* **TASK DATA**
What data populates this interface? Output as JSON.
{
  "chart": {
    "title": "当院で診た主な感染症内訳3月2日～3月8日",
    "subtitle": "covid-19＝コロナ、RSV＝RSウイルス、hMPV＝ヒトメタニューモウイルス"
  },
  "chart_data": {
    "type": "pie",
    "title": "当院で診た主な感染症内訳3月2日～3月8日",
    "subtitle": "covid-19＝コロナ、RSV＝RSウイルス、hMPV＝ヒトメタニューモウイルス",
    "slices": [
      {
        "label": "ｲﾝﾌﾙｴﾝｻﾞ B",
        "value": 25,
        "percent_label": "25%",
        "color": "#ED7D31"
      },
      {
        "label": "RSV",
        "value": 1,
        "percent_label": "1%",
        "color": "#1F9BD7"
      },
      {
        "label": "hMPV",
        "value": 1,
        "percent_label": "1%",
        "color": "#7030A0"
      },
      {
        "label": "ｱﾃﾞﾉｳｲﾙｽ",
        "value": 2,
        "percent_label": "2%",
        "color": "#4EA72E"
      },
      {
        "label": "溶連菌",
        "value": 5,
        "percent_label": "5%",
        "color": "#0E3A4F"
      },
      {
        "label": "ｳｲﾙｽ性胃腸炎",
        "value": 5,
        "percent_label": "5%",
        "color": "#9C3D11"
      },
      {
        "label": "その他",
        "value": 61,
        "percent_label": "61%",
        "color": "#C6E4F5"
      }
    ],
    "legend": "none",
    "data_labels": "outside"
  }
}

* **OBJECTIVE**
Search the records for the word "value". Copy every line that has it.

* **CORRECT RESULT**
        "value": 25,
        "value": 1,
        "value": 1,
        "value": 2,
        "value": 5,
        "value": 5,
        "value": 61,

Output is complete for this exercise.